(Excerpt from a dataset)
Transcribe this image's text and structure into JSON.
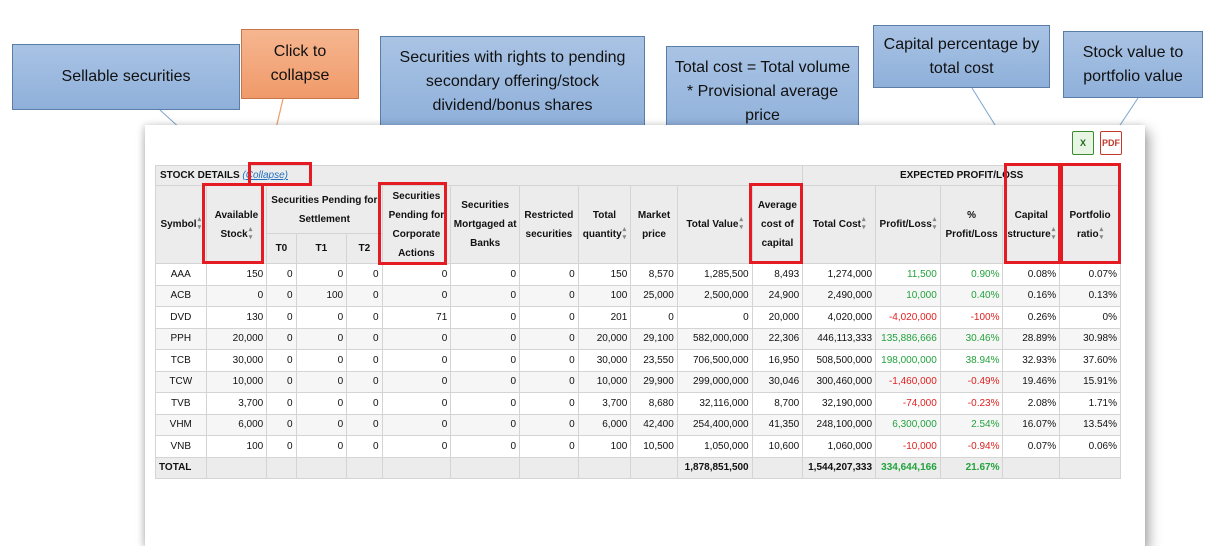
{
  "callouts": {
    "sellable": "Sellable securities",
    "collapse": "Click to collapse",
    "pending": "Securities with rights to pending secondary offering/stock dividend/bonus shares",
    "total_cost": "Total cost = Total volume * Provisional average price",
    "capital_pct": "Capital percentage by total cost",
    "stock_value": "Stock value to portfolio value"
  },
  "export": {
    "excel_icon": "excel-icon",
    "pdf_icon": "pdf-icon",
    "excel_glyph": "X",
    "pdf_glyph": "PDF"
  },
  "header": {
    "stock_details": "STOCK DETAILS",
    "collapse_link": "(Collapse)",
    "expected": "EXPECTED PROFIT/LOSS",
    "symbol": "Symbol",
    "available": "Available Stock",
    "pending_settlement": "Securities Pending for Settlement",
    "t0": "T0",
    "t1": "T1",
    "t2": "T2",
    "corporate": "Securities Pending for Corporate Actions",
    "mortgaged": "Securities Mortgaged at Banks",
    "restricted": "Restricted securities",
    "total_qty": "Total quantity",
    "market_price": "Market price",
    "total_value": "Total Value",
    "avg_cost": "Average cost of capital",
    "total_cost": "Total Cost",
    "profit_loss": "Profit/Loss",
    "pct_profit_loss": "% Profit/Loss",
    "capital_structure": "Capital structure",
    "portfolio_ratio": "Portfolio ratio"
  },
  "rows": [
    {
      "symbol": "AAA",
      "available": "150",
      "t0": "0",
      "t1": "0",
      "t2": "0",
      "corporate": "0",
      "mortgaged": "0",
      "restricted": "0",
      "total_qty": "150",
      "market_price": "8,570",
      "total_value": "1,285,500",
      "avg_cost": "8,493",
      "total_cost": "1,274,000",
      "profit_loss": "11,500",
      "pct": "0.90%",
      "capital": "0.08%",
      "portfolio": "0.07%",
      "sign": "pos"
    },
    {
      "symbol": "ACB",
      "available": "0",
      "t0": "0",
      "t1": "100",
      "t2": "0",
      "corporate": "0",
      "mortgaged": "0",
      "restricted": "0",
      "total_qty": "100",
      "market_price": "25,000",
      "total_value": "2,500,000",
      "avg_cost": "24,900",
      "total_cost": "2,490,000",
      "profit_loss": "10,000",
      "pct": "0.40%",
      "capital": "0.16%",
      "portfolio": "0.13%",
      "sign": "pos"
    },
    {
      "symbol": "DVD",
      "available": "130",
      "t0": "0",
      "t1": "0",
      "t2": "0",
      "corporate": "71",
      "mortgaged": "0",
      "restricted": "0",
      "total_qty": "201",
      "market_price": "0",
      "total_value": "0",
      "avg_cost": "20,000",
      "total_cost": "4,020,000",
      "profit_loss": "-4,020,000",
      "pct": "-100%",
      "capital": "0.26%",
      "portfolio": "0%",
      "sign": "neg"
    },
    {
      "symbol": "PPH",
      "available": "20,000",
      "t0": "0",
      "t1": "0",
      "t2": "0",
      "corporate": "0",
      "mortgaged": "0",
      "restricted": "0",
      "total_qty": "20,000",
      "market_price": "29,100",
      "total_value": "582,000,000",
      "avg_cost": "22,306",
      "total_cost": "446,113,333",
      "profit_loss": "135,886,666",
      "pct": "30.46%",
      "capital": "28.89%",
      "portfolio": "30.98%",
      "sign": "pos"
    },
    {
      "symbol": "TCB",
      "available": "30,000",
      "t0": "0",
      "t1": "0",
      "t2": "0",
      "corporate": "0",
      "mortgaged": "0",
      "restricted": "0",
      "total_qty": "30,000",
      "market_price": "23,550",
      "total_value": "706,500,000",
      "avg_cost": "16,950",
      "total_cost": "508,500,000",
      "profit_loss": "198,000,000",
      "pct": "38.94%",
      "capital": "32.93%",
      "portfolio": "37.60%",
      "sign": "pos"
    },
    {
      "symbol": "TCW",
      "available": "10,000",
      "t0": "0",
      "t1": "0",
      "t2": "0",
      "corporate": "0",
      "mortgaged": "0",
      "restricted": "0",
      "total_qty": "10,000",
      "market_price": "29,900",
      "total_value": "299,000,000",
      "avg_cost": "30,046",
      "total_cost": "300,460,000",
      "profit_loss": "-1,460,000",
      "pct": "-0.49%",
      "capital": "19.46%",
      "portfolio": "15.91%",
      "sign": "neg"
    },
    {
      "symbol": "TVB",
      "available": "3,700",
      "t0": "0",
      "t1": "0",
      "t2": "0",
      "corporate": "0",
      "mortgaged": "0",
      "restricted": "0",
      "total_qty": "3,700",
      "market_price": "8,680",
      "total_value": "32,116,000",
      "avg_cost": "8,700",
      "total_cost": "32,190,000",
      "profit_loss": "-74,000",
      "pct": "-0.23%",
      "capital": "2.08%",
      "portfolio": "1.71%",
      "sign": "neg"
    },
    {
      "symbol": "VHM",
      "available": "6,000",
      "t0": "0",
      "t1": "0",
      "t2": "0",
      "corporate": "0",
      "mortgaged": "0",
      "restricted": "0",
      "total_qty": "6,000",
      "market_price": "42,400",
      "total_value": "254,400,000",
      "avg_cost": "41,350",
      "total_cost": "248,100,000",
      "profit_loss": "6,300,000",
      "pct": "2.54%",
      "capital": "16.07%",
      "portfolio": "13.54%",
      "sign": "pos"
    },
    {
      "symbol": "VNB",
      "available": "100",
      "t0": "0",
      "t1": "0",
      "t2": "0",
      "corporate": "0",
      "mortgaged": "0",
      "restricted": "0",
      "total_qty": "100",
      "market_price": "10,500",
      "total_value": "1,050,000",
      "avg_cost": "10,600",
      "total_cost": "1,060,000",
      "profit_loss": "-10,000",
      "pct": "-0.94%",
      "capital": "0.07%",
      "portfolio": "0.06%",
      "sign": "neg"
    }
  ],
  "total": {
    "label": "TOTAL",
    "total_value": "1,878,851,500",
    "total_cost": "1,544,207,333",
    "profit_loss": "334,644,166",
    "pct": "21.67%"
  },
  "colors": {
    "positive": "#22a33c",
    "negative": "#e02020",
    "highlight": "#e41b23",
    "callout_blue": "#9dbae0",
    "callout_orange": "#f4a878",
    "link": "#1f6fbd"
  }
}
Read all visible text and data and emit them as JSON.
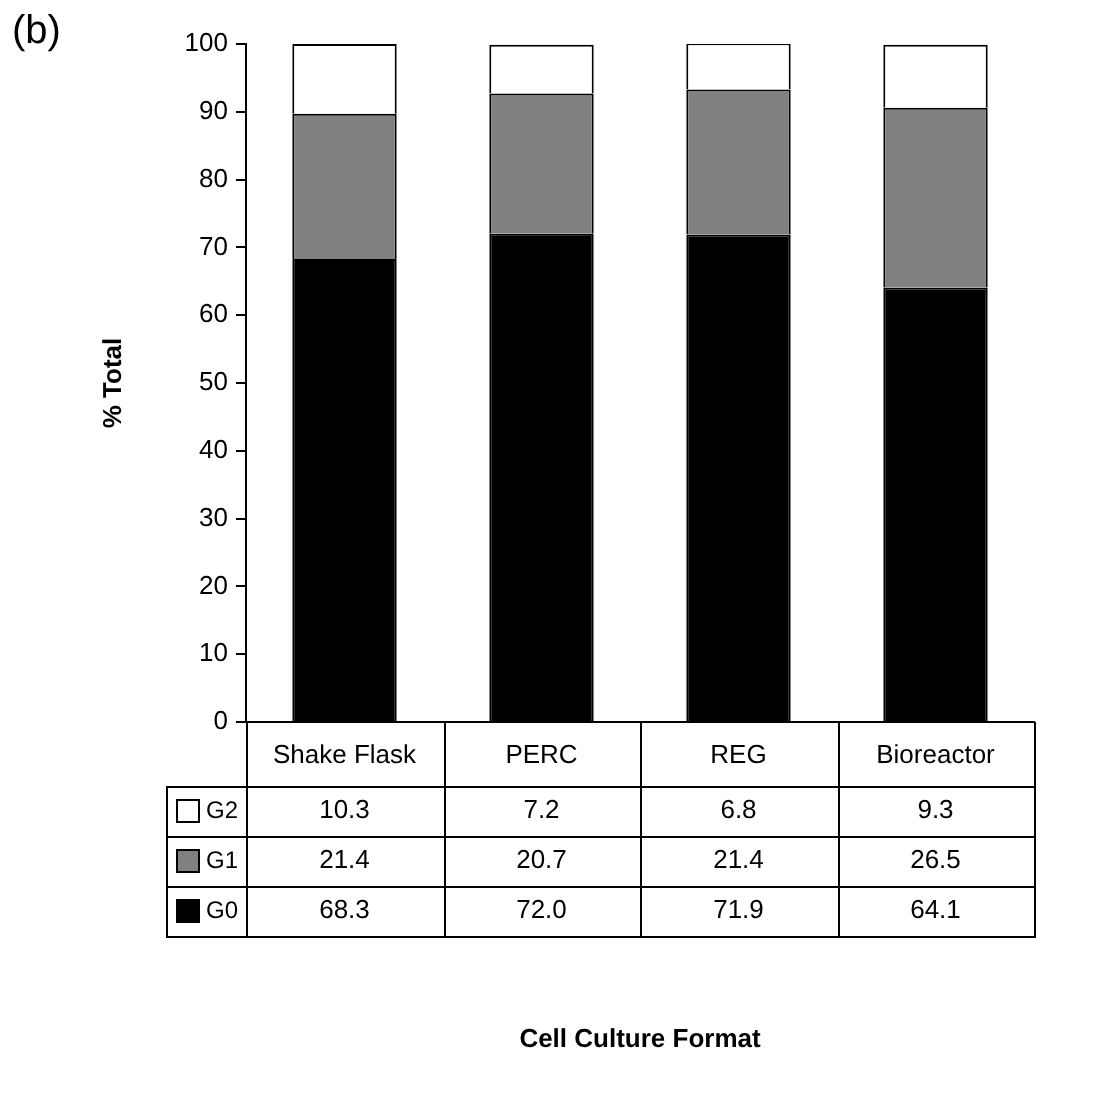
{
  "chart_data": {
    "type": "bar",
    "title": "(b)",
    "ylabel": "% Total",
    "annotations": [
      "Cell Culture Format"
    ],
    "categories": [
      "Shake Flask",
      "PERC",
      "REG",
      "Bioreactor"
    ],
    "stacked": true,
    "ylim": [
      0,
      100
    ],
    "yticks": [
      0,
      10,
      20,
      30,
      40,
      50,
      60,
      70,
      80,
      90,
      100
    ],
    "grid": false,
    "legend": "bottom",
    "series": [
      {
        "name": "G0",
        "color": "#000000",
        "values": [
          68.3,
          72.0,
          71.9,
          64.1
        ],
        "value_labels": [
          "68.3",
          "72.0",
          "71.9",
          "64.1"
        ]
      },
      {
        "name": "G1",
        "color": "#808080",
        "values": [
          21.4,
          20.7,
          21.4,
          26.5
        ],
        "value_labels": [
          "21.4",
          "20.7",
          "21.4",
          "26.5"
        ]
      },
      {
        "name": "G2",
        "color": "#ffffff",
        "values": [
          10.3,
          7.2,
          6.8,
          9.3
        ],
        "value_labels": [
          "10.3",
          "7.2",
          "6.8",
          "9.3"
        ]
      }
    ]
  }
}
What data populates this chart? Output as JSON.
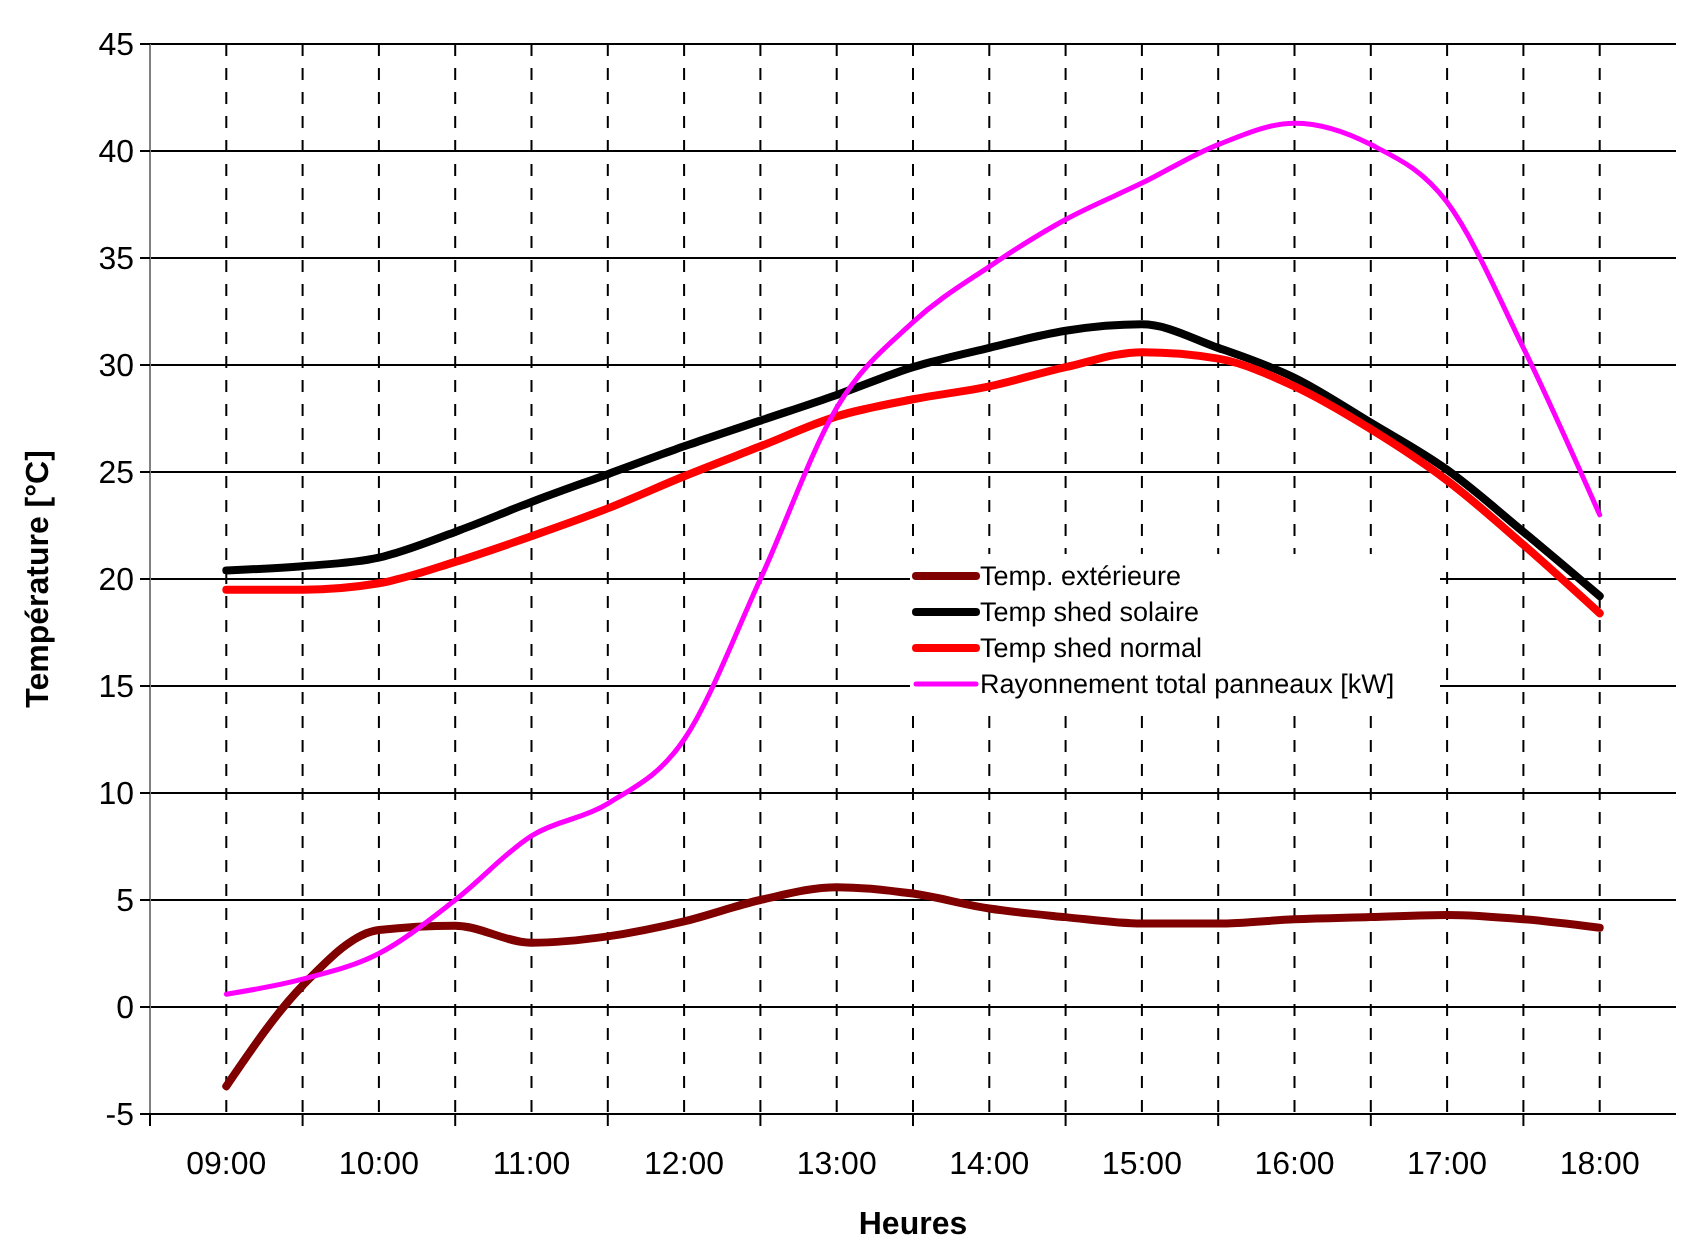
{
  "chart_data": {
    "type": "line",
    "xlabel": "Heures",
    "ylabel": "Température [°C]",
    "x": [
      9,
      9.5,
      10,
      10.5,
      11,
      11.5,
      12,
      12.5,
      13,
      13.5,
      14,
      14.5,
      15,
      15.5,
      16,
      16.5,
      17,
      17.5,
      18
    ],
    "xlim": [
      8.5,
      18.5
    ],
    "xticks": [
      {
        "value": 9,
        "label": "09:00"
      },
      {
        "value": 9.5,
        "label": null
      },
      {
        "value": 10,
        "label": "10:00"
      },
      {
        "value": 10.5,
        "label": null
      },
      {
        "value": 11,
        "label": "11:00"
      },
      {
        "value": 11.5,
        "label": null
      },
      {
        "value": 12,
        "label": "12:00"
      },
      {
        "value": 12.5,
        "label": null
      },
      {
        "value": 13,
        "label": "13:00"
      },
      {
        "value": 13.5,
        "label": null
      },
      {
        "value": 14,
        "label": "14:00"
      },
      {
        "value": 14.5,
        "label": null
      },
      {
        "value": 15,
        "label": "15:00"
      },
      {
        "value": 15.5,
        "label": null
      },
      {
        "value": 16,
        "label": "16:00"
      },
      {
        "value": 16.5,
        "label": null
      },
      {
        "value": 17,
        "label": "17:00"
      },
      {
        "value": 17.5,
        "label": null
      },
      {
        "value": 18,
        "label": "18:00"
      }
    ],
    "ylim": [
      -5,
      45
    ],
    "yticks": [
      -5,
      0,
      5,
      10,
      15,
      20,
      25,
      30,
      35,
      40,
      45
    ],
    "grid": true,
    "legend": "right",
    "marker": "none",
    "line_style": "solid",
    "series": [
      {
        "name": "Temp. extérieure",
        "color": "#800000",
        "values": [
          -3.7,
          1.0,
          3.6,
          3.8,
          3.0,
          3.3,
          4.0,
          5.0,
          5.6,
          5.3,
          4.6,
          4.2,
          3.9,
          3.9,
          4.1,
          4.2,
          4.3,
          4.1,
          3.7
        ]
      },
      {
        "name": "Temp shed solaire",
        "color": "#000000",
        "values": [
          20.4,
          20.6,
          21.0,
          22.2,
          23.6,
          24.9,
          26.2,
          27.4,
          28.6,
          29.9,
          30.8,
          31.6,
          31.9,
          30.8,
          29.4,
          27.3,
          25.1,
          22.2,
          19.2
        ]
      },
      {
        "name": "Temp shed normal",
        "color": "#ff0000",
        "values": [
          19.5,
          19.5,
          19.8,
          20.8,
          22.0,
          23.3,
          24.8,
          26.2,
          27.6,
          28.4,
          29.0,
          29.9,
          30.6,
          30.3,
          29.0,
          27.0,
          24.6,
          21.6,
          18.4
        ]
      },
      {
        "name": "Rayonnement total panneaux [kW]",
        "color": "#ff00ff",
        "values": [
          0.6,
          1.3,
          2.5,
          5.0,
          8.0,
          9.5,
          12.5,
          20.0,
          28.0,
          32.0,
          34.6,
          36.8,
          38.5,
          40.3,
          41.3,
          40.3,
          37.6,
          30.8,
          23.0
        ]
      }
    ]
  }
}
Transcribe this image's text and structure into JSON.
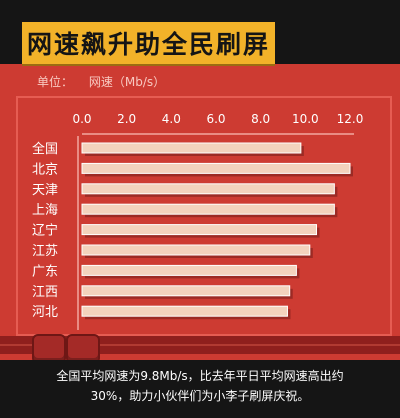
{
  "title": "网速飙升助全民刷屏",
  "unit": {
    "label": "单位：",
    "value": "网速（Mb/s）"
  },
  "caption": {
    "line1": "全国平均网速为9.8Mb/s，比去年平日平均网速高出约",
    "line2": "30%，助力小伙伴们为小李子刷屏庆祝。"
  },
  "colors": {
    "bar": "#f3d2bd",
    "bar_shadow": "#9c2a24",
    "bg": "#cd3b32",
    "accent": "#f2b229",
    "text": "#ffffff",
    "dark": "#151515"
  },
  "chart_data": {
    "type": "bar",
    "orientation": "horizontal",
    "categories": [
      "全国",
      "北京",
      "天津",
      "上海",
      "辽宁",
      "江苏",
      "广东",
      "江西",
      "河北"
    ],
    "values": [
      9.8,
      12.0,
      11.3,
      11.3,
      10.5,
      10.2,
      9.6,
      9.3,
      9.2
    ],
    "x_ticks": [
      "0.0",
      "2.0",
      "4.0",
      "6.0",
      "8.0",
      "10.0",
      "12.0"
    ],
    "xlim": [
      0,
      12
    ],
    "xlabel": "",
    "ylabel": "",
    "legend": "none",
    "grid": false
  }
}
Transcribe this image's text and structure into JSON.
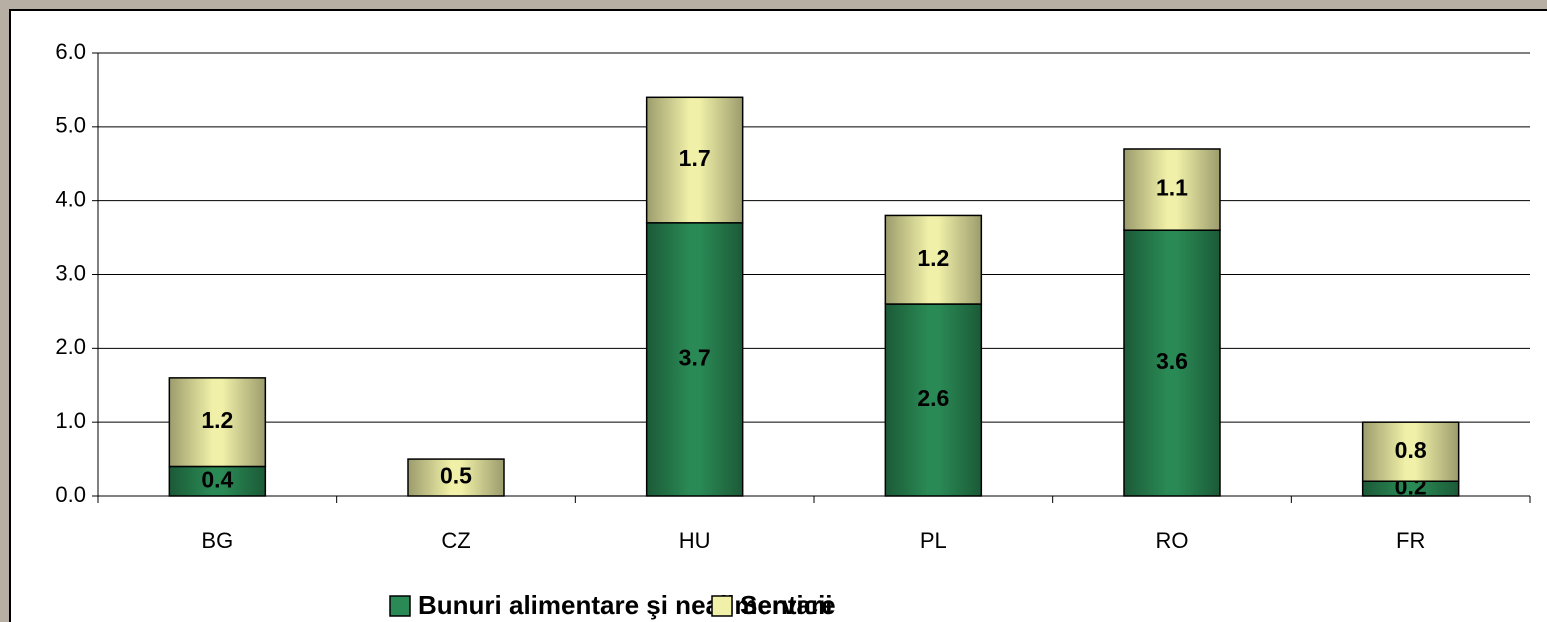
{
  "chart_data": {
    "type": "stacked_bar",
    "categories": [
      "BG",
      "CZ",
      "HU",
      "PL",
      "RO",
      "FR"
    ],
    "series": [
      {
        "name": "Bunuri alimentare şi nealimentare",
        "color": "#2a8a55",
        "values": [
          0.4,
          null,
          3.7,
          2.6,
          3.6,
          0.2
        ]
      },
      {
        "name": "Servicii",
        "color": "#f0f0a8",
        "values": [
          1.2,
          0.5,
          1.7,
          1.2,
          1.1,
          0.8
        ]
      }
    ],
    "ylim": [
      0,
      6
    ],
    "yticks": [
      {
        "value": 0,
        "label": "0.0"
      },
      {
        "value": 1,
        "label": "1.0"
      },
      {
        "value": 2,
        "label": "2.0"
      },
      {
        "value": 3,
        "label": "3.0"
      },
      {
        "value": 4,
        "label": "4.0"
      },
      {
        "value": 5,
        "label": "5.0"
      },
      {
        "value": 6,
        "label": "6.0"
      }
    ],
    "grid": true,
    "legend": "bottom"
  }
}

§ Directions
State how many lines hold the word "symbol". The number is the whole answer.

§ Exercise answer
10